__Work required__
Check each line of the entries below for the string "целом"; copy every line where it appears.

__Available records__
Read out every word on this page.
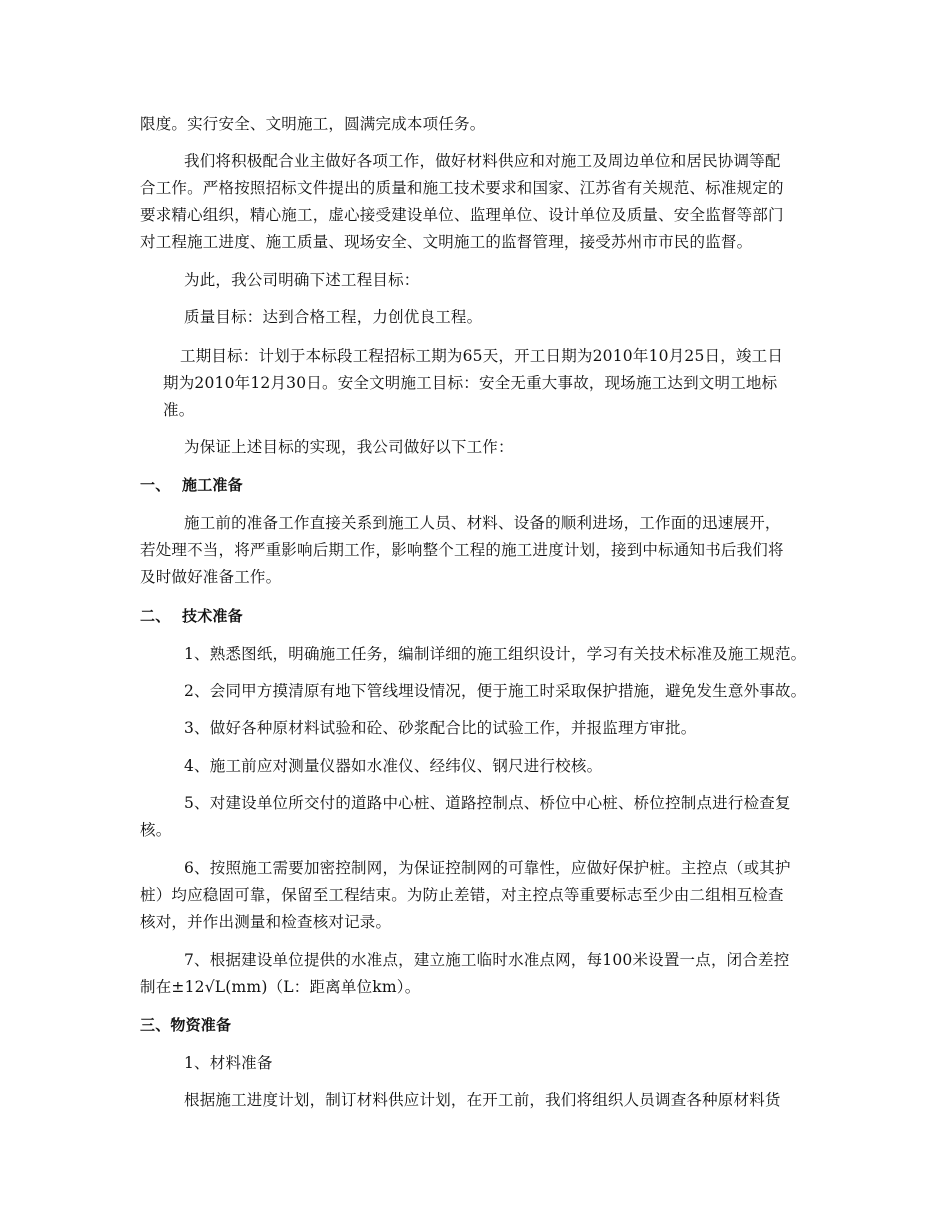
限度。实行安全、文明施工，圆满完成本项任务。
我们将积极配合业主做好各项工作，做好材料供应和对施工及周边单位和居民协调等配
合工作。严格按照招标文件提出的质量和施工技术要求和国家、江苏省有关规范、标准规定的
要求精心组织，精心施工，虚心接受建设单位、监理单位、设计单位及质量、安全监督等部门
对工程施工进度、施工质量、现场安全、文明施工的监督管理，接受苏州市市民的监督。
为此，我公司明确下述工程目标：
质量目标：达到合格工程，力创优良工程。
工期目标：计划于本标段工程招标工期为65天，开工日期为2010年10月25日，竣工日
期为2010年12月30日。安全文明施工目标：安全无重大事故，现场施工达到文明工地标
准。
为保证上述目标的实现，我公司做好以下工作：
一、 施工准备
施工前的准备工作直接关系到施工人员、材料、设备的顺利进场，工作面的迅速展开，
若处理不当，将严重影响后期工作，影响整个工程的施工进度计划，接到中标通知书后我们将
及时做好准备工作。
二、 技术准备
1、熟悉图纸，明确施工任务，编制详细的施工组织设计，学习有关技术标准及施工规范。
2、会同甲方摸清原有地下管线埋设情况，便于施工时采取保护措施，避免发生意外事故。
3、做好各种原材料试验和砼、砂浆配合比的试验工作，并报监理方审批。
4、施工前应对测量仪器如水准仪、经纬仪、钢尺进行校核。
5、对建设单位所交付的道路中心桩、道路控制点、桥位中心桩、桥位控制点进行检查复
核。
6、按照施工需要加密控制网，为保证控制网的可靠性，应做好保护桩。主控点（或其护
桩）均应稳固可靠，保留至工程结束。为防止差错，对主控点等重要标志至少由二组相互检查
核对，并作出测量和检查核对记录。
7、根据建设单位提供的水准点，建立施工临时水准点网，每100米设置一点，闭合差控
制在±12√L(mm)（L：距离单位km）。
三、物资准备
1、材料准备
根据施工进度计划，制订材料供应计划，在开工前，我们将组织人员调查各种原材料货
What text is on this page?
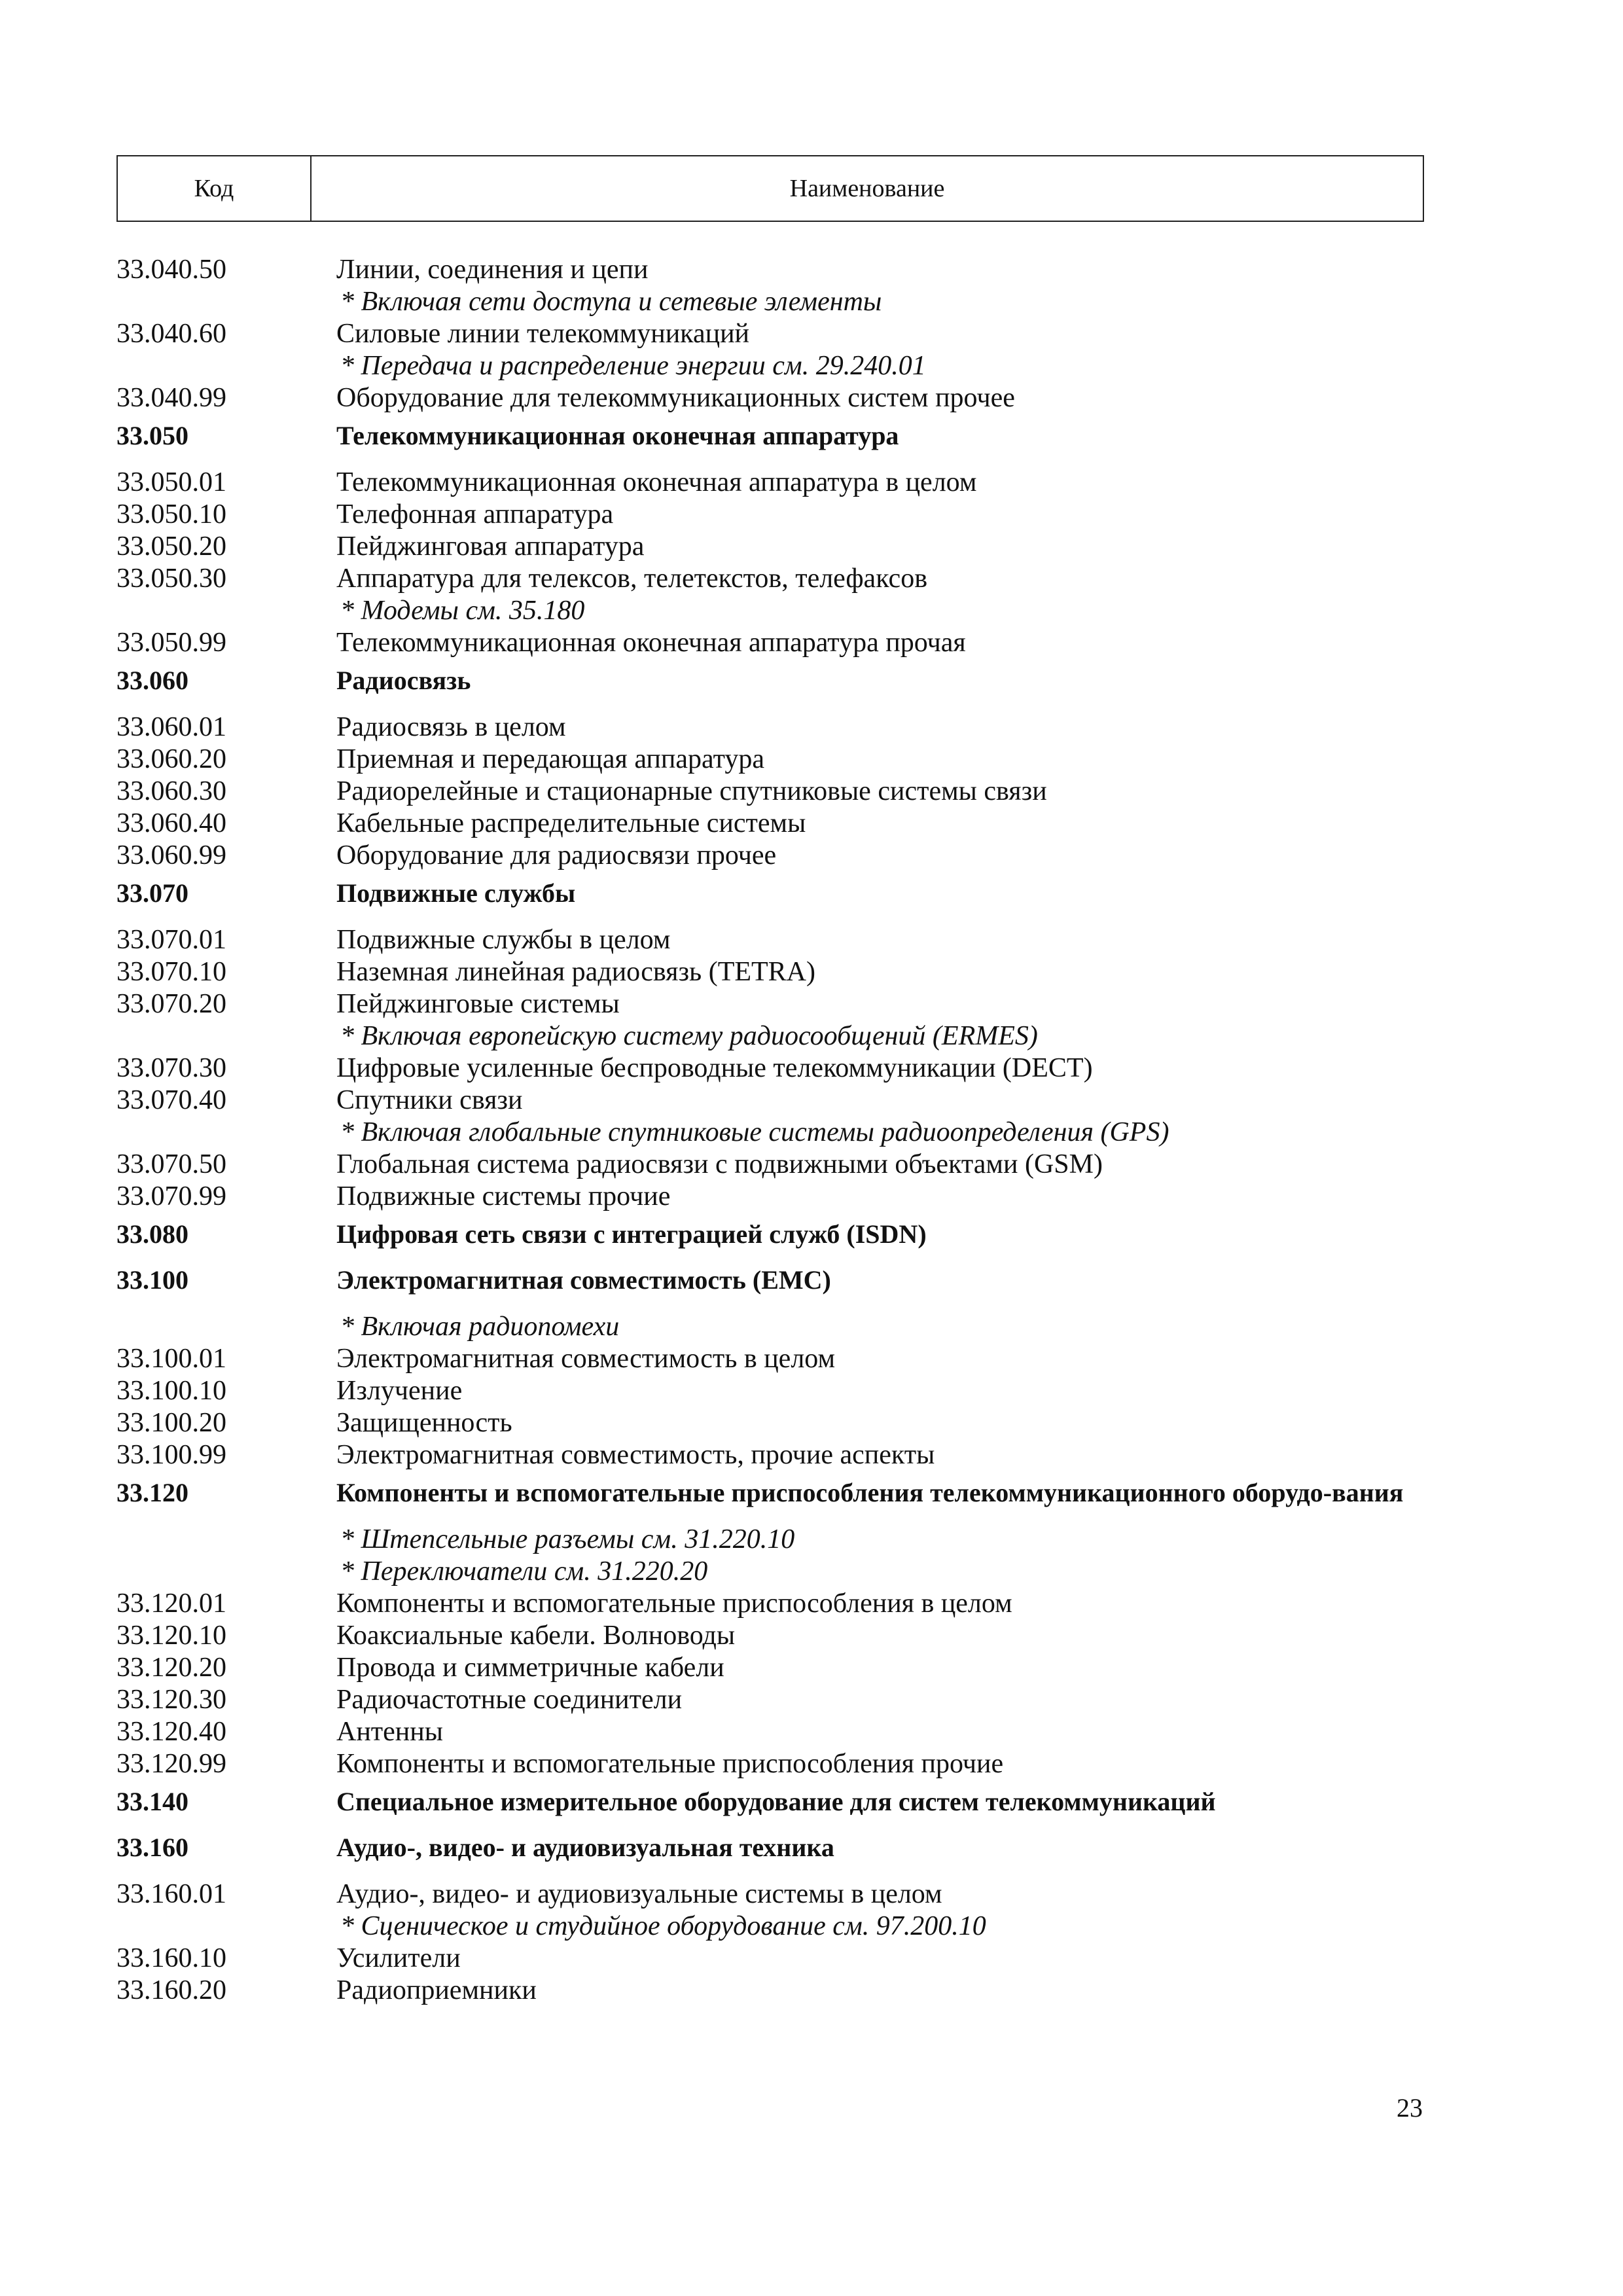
Код	Наименование
33.040.50	Линии, соединения и цепи
* Включая сети доступа и сетевые элементы
33.040.60	Силовые линии телекоммуникаций
* Передача и распределение энергии см. 29.240.01
33.040.99	Оборудование для телекоммуникационных систем прочее
33.050	Телекоммуникационная оконечная аппаратура
33.050.01	Телекоммуникационная оконечная аппаратура в целом
33.050.10	Телефонная аппаратура
33.050.20	Пейджинговая аппаратура
33.050.30	Аппаратура для телексов, телетекстов, телефаксов
* Модемы см. 35.180
33.050.99	Телекоммуникационная оконечная аппаратура прочая
33.060	Радиосвязь
33.060.01	Радиосвязь в целом
33.060.20	Приемная и передающая аппаратура
33.060.30	Радиорелейные и стационарные спутниковые системы связи
33.060.40	Кабельные распределительные системы
33.060.99	Оборудование для радиосвязи прочее
33.070	Подвижные службы
33.070.01	Подвижные службы в целом
33.070.10	Наземная линейная радиосвязь (TETRA)
33.070.20	Пейджинговые системы
* Включая европейскую систему радиосообщений (ERMES)
33.070.30	Цифровые усиленные беспроводные телекоммуникации (DECT)
33.070.40	Спутники связи
* Включая глобальные спутниковые системы радиоопределения (GPS)
33.070.50	Глобальная система радиосвязи с подвижными объектами (GSM)
33.070.99	Подвижные системы прочие
33.080	Цифровая сеть связи с интеграцией служб (ISDN)
33.100	Электромагнитная совместимость (EMC)
* Включая радиопомехи
33.100.01	Электромагнитная совместимость в целом
33.100.10	Излучение
33.100.20	Защищенность
33.100.99	Электромагнитная совместимость, прочие аспекты
33.120	Компоненты и вспомогательные приспособления телекоммуникационного оборудо-вания
* Штепсельные разъемы см. 31.220.10
* Переключатели см. 31.220.20
33.120.01	Компоненты и вспомогательные приспособления в целом
33.120.10	Коаксиальные кабели. Волноводы
33.120.20	Провода и симметричные кабели
33.120.30	Радиочастотные соединители
33.120.40	Антенны
33.120.99	Компоненты и вспомогательные приспособления прочие
33.140	Специальное измерительное оборудование для систем телекоммуникаций
33.160	Аудио-, видео- и аудиовизуальная техника
33.160.01	Аудио-, видео- и аудиовизуальные системы в целом
* Сценическое и студийное оборудование см. 97.200.10
33.160.10	Усилители
33.160.20	Радиоприемники
23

__Response to this task__
33.050.01	Телекоммуникационная оконечная аппаратура в целом
33.060.01	Радиосвязь в целом
33.070.01	Подвижные службы в целом
33.100.01	Электромагнитная совместимость в целом
33.120.01	Компоненты и вспомогательные приспособления в целом
33.160.01	Аудио-, видео- и аудиовизуальные системы в целом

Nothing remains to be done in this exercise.